**Testo di partenza:**
——————

Perché ho smesso di comprare i quotidiani
"L'uomo resta attonito di vedere verificata nel caso proprio la regola generale".
Questa frase bellissima è di Leopardi. E' l'ultima frase dello Zibaldone, vergata il giorno quattro dicembre 1832, a Firenze. Chiude la pagina quattromilacinquecentoventisei di quell'opera monumentale, destinata a rimanere inedita a lungo, dopo la morte del suo autore.
Mi capita di pensare a questa frase tutte le volte che accade qualcosa che, oltre me, riguarda anche parecchie altre persone. Tutte le volte che io e noi si confondono.
Nel caso specifico, il fatto che coinvolge decine di migliaia di persone o centinaia di migliaia di persone, tra le quali ci sono anch'io, è la flessione o il calo o il crollo delle vendite dei quotidiani.
La questione del perché si comprino assai meno copie cartacee è stata trattata varie volte, anche su questo sito (cfr. ad esempio gli articoli di Andrea Indiano del 13/9/ 2012 e del 5/4/2013). Ed è recente (24 settembre u.s.) un Dagoreport sul tema.
Premetto che io, come persona, sono uno che non conta niente. Sono un professore di provincia e uno scrittore semisconosciuto: la somma di due irrilevanze. Vorrei però poter dire la mia. La mia esperienza in proposito. Una delle tante.
Parto da lontano. Ho cominciato a comprare il quotidiano, regolarmente, ogni giorno, a partire dal tre agosto del 1980, all'indomani della strage alla stazione di Bologna. Ero un ragazzo. Volevo capire.

——————

**Compiti richiesti:**
**A)** Trascrivi per favore alla lettera il testo sui quotidiani: tutto il passo che va da "Questa frase bellissima" giù fino a "vendite dei quotidiani.".
**B)** Rispondi a queste domande sul testo sui quotidiani:
(i) In quale città fu scritta l'ultima frase dello Zibaldone?
(ii) Quali due occupazioni dichiara di avere chi scrive?
(iii) Da quale data chi scrive ha cominciato a comprare il quotidiano ogni giorno?
Basati soltanto sul testo sui quotidiani riportato qui sopra.

——————

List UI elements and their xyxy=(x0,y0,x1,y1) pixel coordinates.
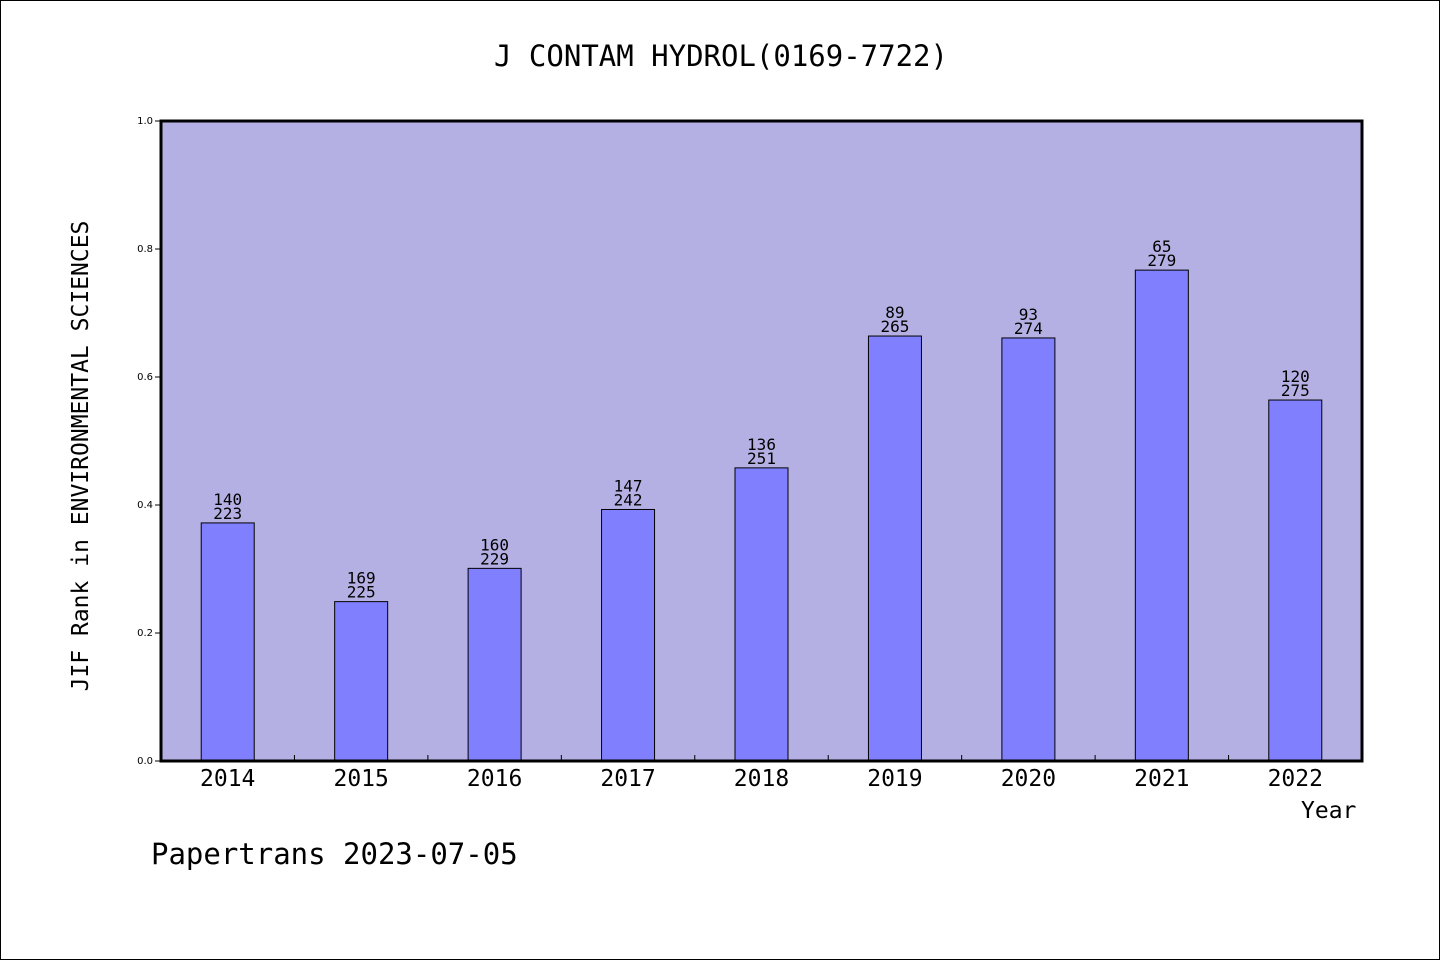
bar-total-label: 279 xyxy=(1147,251,1176,270)
bar-2018 xyxy=(734,467,789,762)
bar-2019 xyxy=(867,335,922,762)
x-tick-label: 2018 xyxy=(734,766,789,792)
bar-rank-label: 120 xyxy=(1281,367,1310,386)
bar-rank-label: 147 xyxy=(614,476,643,495)
bar-2022 xyxy=(1268,399,1323,762)
bar-rank-label: 93 xyxy=(1019,305,1038,324)
x-axis-label: Year xyxy=(1301,798,1357,824)
bar-rank-label: 140 xyxy=(213,490,242,509)
bar-2014 xyxy=(200,522,255,762)
y-tick-label: 0.8 xyxy=(137,244,153,255)
bar-total-label: 223 xyxy=(213,504,242,523)
x-tick-label: 2020 xyxy=(1001,766,1056,792)
bar-total-label: 242 xyxy=(614,490,643,509)
y-tick-label: 0.6 xyxy=(137,372,153,383)
y-tick-label: 0.4 xyxy=(137,500,153,511)
bar-2015 xyxy=(334,601,389,762)
x-tick-label: 2014 xyxy=(200,766,255,792)
y-tick-label: 0.0 xyxy=(137,756,153,767)
bar-2016 xyxy=(467,567,522,762)
x-tick-label: 2019 xyxy=(867,766,922,792)
bar-2020 xyxy=(1001,337,1056,762)
x-tick-label: 2021 xyxy=(1134,766,1189,792)
bar-total-label: 265 xyxy=(880,317,909,336)
y-tick-label: 1.0 xyxy=(137,116,153,127)
chart-title: J CONTAM HYDROL(0169-7722) xyxy=(494,39,948,73)
bar-total-label: 225 xyxy=(347,583,376,602)
bar-2021 xyxy=(1134,269,1189,762)
bar-rank-label: 65 xyxy=(1152,237,1171,256)
x-tick-label: 2016 xyxy=(467,766,522,792)
x-tick-label: 2017 xyxy=(600,766,655,792)
bar-2017 xyxy=(601,508,656,762)
x-tick-label: 2015 xyxy=(333,766,388,792)
bar-rank-label: 160 xyxy=(480,535,509,554)
plot-frame xyxy=(159,119,1364,763)
bar-rank-label: 169 xyxy=(347,569,376,588)
bar-rank-label: 136 xyxy=(747,435,776,454)
y-tick-label: 0.2 xyxy=(137,628,153,639)
bar-rank-label: 89 xyxy=(885,303,904,322)
bar-total-label: 251 xyxy=(747,449,776,468)
bar-total-label: 229 xyxy=(480,549,509,568)
bar-total-label: 274 xyxy=(1014,319,1043,338)
x-tick-label: 2022 xyxy=(1268,766,1323,792)
bar-total-label: 275 xyxy=(1281,381,1310,400)
footer-text: Papertrans 2023-07-05 xyxy=(151,837,518,871)
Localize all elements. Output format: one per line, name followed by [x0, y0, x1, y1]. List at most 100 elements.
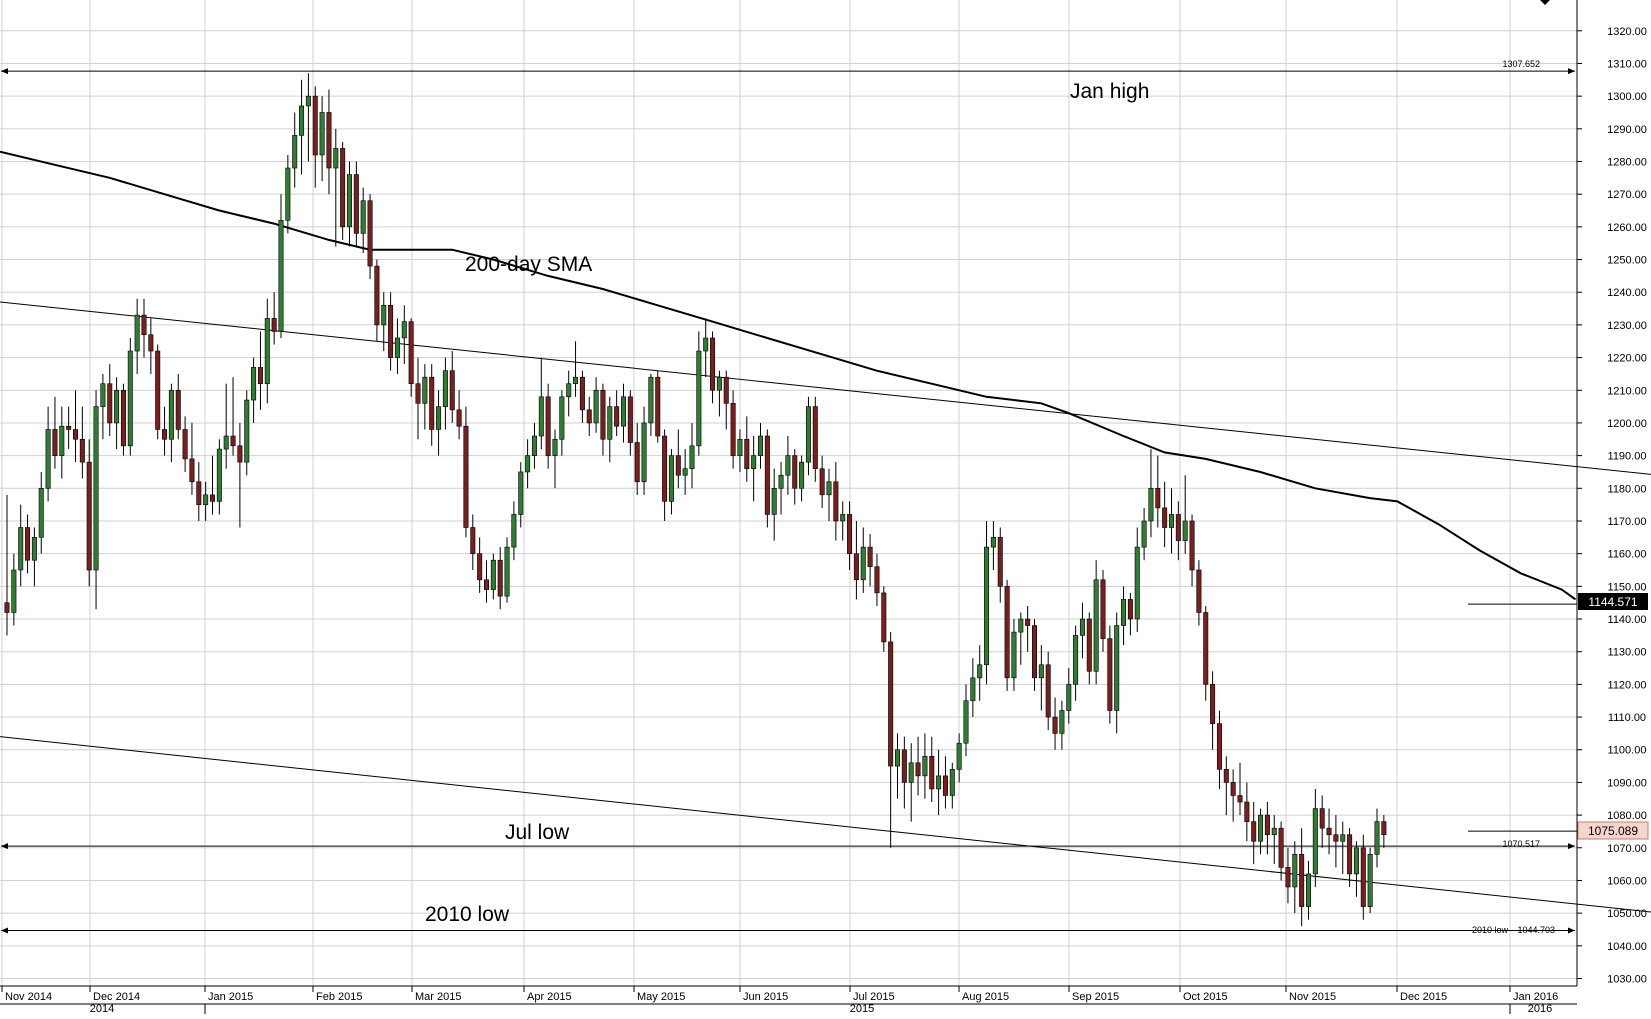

——————

**Compiti risolti:**
**A)**
Questa frase bellissima è di Leopardi. E' l'ultima frase dello Zibaldone, vergata il giorno quattro dicembre 1832, a Firenze. Chiude la pagina quattromilacinquecentoventisei di quell'opera monumentale, destinata a rimanere inedita a lungo, dopo la morte del suo autore.
Mi capita di pensare a questa frase tutte le volte che accade qualcosa che, oltre me, riguarda anche parecchie altre persone. Tutte le volte che io e noi si confondono.
Nel caso specifico, il fatto che coinvolge decine di migliaia di persone o centinaia di migliaia di persone, tra le quali ci sono anch'io, è la flessione o il calo o il crollo delle vendite dei quotidiani.

**B)**
(i) A Firenze.
(ii) Professore di provincia e scrittore semisconosciuto.
(iii) Dal 3 agosto 1980.